▸ Excerpted data
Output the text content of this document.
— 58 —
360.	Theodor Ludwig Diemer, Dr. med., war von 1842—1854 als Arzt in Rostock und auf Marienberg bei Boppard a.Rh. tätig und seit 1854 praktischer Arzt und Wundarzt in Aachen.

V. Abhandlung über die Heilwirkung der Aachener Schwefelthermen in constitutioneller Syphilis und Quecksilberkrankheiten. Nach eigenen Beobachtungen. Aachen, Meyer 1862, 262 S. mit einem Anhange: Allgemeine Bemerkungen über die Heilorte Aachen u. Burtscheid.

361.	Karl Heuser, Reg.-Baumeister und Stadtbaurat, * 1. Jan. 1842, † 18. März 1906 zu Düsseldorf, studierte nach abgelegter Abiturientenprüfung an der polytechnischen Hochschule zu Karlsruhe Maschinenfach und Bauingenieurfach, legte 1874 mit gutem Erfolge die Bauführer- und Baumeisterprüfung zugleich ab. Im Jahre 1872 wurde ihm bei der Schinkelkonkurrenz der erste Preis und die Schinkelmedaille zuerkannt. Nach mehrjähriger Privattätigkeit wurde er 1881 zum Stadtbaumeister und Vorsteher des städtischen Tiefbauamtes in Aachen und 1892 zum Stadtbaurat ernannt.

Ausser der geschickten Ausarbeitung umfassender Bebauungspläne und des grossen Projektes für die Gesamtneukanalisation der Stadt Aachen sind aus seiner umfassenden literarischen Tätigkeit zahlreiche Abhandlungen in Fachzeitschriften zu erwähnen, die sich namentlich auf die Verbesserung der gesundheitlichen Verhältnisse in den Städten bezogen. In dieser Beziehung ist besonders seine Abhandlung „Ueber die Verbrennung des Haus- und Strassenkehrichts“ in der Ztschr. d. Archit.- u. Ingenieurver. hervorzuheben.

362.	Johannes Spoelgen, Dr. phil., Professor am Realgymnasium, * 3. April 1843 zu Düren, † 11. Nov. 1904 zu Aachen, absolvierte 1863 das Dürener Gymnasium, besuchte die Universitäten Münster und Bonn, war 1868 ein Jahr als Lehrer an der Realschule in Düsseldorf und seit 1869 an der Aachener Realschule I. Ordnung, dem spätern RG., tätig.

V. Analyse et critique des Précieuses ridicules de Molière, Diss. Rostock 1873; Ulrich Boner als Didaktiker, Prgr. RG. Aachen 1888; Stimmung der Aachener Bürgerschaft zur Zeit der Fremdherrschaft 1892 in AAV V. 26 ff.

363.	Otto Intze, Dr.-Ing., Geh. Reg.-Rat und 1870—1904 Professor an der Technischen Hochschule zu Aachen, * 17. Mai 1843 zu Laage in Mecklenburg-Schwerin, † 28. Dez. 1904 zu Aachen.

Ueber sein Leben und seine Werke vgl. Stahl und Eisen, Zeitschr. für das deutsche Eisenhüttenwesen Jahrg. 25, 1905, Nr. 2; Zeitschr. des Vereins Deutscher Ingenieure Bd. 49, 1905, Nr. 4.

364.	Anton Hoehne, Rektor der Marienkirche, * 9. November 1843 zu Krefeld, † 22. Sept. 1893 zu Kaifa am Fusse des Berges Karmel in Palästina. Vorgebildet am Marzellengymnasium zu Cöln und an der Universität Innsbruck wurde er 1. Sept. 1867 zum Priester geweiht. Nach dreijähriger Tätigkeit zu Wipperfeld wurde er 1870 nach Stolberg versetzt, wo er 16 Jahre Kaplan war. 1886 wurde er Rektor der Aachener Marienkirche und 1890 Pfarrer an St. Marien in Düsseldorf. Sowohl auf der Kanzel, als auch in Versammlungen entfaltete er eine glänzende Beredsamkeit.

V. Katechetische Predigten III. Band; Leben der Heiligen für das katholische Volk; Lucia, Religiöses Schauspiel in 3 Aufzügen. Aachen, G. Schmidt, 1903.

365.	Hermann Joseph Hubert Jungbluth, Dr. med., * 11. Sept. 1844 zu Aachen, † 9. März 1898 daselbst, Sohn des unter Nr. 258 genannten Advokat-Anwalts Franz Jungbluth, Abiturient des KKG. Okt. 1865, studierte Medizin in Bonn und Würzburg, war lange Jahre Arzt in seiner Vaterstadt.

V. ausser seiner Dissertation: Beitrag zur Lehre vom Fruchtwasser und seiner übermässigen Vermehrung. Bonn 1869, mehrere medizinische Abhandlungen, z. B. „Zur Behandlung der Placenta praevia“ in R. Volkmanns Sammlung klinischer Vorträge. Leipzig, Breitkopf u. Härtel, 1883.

▸ Work to be completed
Repeat the data verbatim.

▸ Response to the task
Output the text content of this document.
— 58 —
360.	Theodor Ludwig Diemer, Dr. med., war von 1842—1854 als Arzt in Rostock und auf Marienberg bei Boppard a.Rh. tätig und seit 1854 praktischer Arzt und Wundarzt in Aachen.

V. Abhandlung über die Heilwirkung der Aachener Schwefelthermen in constitutioneller Syphilis und Quecksilberkrankheiten. Nach eigenen Beobachtungen. Aachen, Meyer 1862, 262 S. mit einem Anhange: Allgemeine Bemerkungen über die Heilorte Aachen u. Burtscheid.

361.	Karl Heuser, Reg.-Baumeister und Stadtbaurat, * 1. Jan. 1842, † 18. März 1906 zu Düsseldorf, studierte nach abgelegter Abiturientenprüfung an der polytechnischen Hochschule zu Karlsruhe Maschinenfach und Bauingenieurfach, legte 1874 mit gutem Erfolge die Bauführer- und Baumeisterprüfung zugleich ab. Im Jahre 1872 wurde ihm bei der Schinkelkonkurrenz der erste Preis und die Schinkelmedaille zuerkannt. Nach mehrjähriger Privattätigkeit wurde er 1881 zum Stadtbaumeister und Vorsteher des städtischen Tiefbauamtes in Aachen und 1892 zum Stadtbaurat ernannt.

Ausser der geschickten Ausarbeitung umfassender Bebauungspläne und des grossen Projektes für die Gesamtneukanalisation der Stadt Aachen sind aus seiner umfassenden literarischen Tätigkeit zahlreiche Abhandlungen in Fachzeitschriften zu erwähnen, die sich namentlich auf die Verbesserung der gesundheitlichen Verhältnisse in den Städten bezogen. In dieser Beziehung ist besonders seine Abhandlung „Ueber die Verbrennung des Haus- und Strassenkehrichts“ in der Ztschr. d. Archit.- u. Ingenieurver. hervorzuheben.

362.	Johannes Spoelgen, Dr. phil., Professor am Realgymnasium, * 3. April 1843 zu Düren, † 11. Nov. 1904 zu Aachen, absolvierte 1863 das Dürener Gymnasium, besuchte die Universitäten Münster und Bonn, war 1868 ein Jahr als Lehrer an der Realschule in Düsseldorf und seit 1869 an der Aachener Realschule I. Ordnung, dem spätern RG., tätig.

V. Analyse et critique des Précieuses ridicules de Molière, Diss. Rostock 1873; Ulrich Boner als Didaktiker, Prgr. RG. Aachen 1888; Stimmung der Aachener Bürgerschaft zur Zeit der Fremdherrschaft 1892 in AAV V. 26 ff.

363.	Otto Intze, Dr.-Ing., Geh. Reg.-Rat und 1870—1904 Professor an der Technischen Hochschule zu Aachen, * 17. Mai 1843 zu Laage in Mecklenburg-Schwerin, † 28. Dez. 1904 zu Aachen.

Ueber sein Leben und seine Werke vgl. Stahl und Eisen, Zeitschr. für das deutsche Eisenhüttenwesen Jahrg. 25, 1905, Nr. 2; Zeitschr. des Vereins Deutscher Ingenieure Bd. 49, 1905, Nr. 4.

364.	Anton Hoehne, Rektor der Marienkirche, * 9. November 1843 zu Krefeld, † 22. Sept. 1893 zu Kaifa am Fusse des Berges Karmel in Palästina. Vorgebildet am Marzellengymnasium zu Cöln und an der Universität Innsbruck wurde er 1. Sept. 1867 zum Priester geweiht. Nach dreijähriger Tätigkeit zu Wipperfeld wurde er 1870 nach Stolberg versetzt, wo er 16 Jahre Kaplan war. 1886 wurde er Rektor der Aachener Marienkirche und 1890 Pfarrer an St. Marien in Düsseldorf. Sowohl auf der Kanzel, als auch in Versammlungen entfaltete er eine glänzende Beredsamkeit.

V. Katechetische Predigten III. Band; Leben der Heiligen für das katholische Volk; Lucia, Religiöses Schauspiel in 3 Aufzügen. Aachen, G. Schmidt, 1903.

365.	Hermann Joseph Hubert Jungbluth, Dr. med., * 11. Sept. 1844 zu Aachen, † 9. März 1898 daselbst, Sohn des unter Nr. 258 genannten Advokat-Anwalts Franz Jungbluth, Abiturient des KKG. Okt. 1865, studierte Medizin in Bonn und Würzburg, war lange Jahre Arzt in seiner Vaterstadt.

V. ausser seiner Dissertation: Beitrag zur Lehre vom Fruchtwasser und seiner übermässigen Vermehrung. Bonn 1869, mehrere medizinische Abhandlungen, z. B. „Zur Behandlung der Placenta praevia“ in R. Volkmanns Sammlung klinischer Vorträge. Leipzig, Breitkopf u. Härtel, 1883.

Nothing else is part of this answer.